— BEGIN Data for this task —
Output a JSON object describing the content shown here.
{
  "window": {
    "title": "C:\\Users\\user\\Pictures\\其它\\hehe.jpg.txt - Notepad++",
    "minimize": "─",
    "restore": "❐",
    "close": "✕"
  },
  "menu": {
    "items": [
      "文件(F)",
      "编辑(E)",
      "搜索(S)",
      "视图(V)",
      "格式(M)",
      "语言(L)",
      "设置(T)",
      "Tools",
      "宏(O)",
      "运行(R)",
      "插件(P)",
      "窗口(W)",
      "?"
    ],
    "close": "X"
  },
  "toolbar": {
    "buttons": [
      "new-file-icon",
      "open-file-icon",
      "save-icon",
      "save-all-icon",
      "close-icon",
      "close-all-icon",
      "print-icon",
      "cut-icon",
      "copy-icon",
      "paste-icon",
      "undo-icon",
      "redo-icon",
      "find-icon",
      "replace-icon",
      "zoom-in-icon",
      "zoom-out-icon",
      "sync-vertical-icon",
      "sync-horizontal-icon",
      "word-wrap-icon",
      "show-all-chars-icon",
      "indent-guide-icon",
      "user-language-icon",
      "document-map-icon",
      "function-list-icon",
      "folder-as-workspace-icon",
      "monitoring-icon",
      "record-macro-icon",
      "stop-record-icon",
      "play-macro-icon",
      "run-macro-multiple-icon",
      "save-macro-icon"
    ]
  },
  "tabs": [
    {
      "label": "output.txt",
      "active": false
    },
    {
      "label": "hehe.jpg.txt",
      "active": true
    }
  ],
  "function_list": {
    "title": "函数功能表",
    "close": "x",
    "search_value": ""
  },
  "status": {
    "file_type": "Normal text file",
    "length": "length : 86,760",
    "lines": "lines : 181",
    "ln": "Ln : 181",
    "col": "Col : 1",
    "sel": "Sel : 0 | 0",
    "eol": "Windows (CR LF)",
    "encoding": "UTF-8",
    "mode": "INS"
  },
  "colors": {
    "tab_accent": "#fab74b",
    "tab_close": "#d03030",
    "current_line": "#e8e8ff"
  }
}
— END Data for this task —
— Exercise brief —
Read through the entries and copy each line in which "user" appears.

— Exercise answer —
    "title": "C:\\Users\\user\\Pictures\\其它\\hehe.jpg.txt - Notepad++",
      "user-language-icon",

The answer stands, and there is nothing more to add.